Do this: Below are the records. Count the lines containing the string "malade", and reply with the number alone.

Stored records
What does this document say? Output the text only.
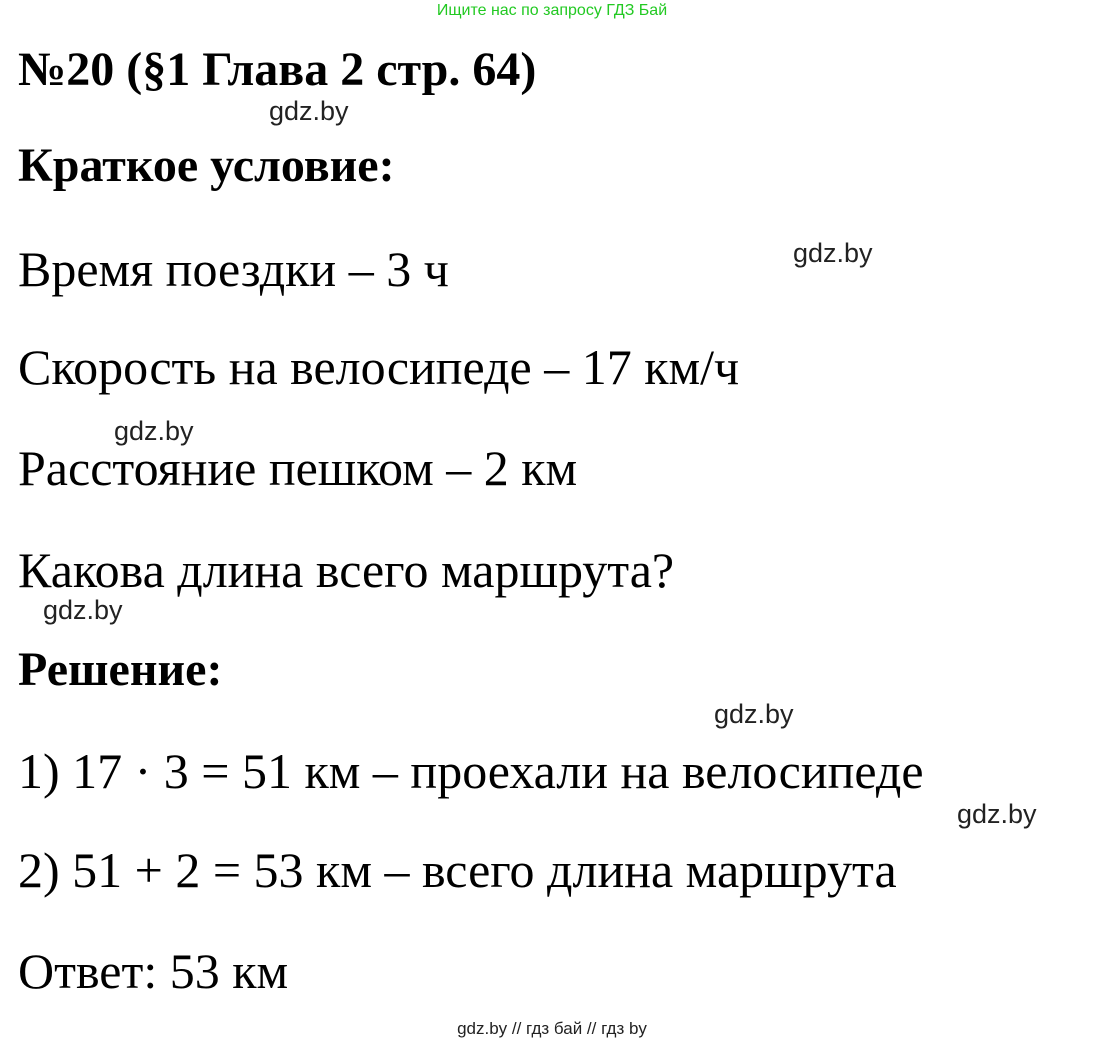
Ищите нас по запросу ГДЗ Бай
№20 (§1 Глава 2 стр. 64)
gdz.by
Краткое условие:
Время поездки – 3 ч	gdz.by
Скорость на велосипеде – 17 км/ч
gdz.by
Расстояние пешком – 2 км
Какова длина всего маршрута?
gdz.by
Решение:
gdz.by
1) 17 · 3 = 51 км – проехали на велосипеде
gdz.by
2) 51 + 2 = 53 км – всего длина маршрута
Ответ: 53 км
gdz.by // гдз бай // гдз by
...
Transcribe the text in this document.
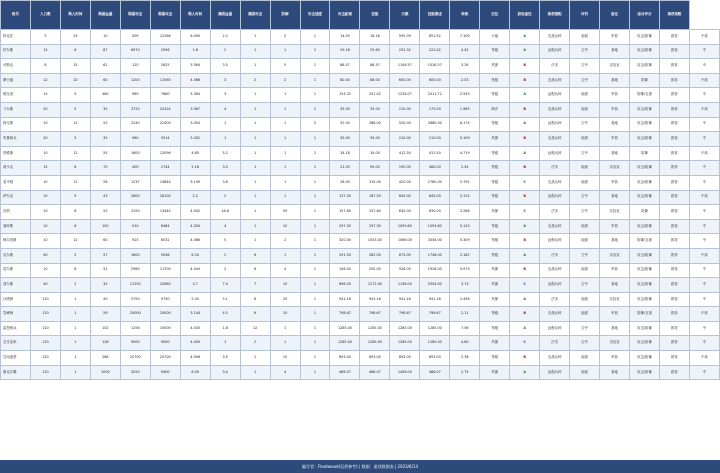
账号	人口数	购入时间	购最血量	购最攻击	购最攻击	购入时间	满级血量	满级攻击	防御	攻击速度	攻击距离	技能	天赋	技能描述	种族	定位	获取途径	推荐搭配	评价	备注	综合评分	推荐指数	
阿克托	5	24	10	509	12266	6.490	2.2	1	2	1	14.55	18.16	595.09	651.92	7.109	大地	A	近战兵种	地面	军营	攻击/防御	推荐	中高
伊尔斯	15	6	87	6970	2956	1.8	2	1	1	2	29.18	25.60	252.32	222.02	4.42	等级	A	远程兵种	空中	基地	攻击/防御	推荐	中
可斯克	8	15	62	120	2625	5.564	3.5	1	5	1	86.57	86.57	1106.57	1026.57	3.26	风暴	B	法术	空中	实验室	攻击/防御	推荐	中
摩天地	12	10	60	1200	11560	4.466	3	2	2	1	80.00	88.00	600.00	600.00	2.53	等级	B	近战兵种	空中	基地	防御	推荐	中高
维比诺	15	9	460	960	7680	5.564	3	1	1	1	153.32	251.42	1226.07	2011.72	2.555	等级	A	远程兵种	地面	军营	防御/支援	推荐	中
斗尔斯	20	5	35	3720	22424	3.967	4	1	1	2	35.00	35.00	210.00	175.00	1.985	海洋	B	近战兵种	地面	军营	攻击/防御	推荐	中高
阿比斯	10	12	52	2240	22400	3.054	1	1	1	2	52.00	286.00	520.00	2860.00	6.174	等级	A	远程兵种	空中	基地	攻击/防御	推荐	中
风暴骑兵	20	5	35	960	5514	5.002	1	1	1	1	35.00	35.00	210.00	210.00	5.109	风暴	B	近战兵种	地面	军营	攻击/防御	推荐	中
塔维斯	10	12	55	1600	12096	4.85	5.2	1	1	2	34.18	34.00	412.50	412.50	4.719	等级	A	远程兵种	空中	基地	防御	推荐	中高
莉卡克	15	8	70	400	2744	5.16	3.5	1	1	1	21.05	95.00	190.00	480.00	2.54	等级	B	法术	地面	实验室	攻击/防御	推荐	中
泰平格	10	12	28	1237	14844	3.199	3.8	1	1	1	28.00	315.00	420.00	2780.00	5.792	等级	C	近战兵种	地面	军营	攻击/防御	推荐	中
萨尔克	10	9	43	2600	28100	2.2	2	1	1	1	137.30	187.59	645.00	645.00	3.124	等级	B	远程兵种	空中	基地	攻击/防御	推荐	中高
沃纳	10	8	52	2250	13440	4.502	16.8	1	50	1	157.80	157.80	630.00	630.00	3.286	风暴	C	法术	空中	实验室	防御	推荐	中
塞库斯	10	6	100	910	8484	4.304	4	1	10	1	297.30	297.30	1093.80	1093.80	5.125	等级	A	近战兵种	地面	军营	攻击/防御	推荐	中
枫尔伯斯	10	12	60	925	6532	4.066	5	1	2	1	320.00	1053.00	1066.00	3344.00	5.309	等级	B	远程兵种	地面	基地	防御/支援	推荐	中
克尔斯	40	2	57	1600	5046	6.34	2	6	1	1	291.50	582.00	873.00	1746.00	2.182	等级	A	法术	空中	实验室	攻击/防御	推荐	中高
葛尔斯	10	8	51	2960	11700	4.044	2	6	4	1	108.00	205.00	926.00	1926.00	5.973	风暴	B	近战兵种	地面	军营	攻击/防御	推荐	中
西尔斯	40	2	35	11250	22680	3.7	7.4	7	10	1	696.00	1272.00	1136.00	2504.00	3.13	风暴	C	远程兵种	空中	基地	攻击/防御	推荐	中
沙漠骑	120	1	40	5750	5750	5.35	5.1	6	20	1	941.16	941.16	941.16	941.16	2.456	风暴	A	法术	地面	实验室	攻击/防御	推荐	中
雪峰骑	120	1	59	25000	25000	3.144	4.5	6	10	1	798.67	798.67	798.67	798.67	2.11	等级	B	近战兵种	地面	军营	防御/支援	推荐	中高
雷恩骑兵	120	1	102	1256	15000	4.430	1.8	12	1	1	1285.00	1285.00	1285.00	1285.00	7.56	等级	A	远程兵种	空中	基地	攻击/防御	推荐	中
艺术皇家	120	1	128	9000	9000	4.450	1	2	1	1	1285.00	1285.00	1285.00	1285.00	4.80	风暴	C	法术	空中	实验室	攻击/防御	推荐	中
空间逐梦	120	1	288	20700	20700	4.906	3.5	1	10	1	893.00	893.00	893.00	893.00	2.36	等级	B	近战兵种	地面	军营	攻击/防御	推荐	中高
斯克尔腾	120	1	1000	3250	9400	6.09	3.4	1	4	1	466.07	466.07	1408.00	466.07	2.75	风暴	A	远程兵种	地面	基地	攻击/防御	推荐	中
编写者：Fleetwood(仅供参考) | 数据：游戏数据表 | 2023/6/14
---
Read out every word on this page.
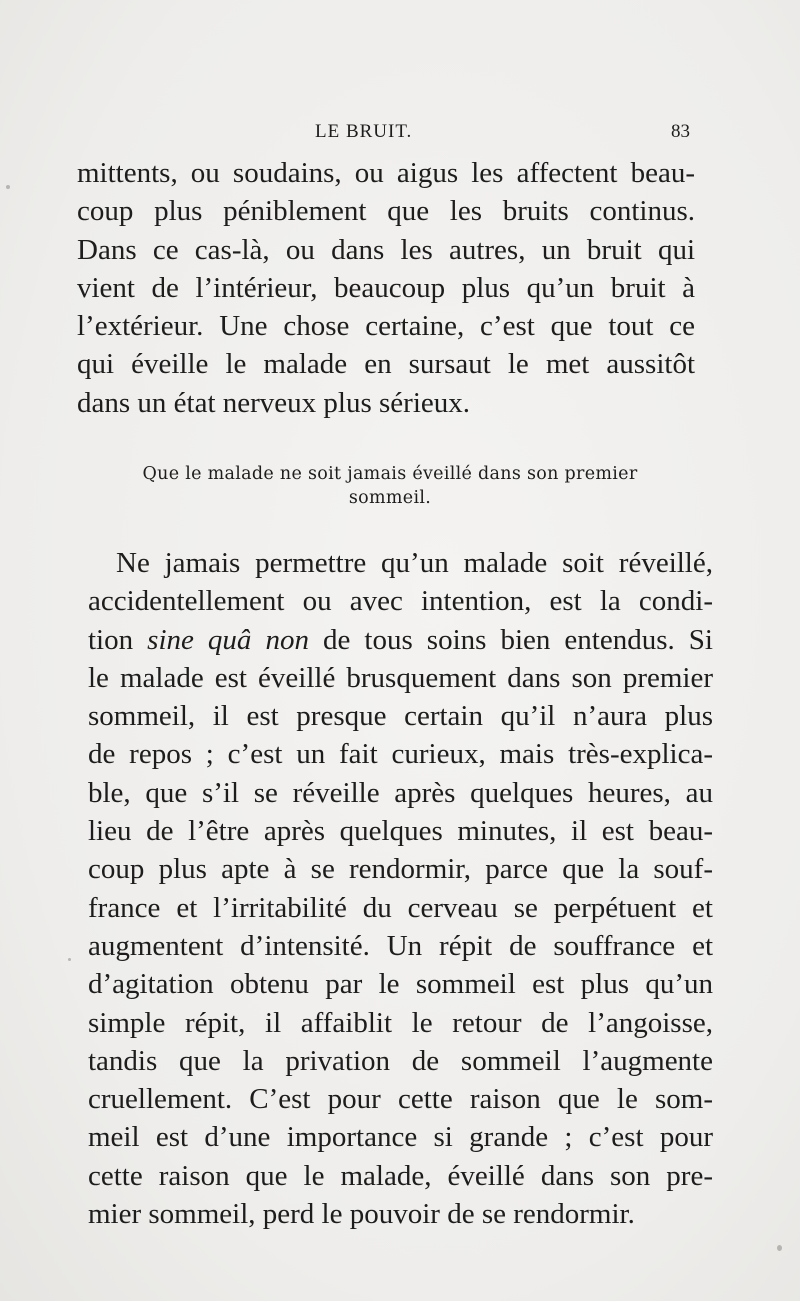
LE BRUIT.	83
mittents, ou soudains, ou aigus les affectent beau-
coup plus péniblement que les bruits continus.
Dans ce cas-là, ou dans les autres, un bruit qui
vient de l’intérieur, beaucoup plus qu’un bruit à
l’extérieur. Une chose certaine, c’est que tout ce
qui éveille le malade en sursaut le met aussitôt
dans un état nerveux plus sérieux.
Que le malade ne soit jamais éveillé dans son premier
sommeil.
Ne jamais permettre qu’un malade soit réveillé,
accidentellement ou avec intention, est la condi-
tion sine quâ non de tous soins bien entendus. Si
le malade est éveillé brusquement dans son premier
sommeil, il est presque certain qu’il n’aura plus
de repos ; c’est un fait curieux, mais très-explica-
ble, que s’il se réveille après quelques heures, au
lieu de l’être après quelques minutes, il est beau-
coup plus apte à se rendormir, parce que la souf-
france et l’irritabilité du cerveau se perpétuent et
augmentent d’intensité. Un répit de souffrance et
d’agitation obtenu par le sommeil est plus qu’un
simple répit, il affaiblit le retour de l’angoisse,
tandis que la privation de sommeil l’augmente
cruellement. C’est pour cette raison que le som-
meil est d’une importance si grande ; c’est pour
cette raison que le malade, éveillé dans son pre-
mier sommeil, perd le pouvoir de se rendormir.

Solution for this exercise: 5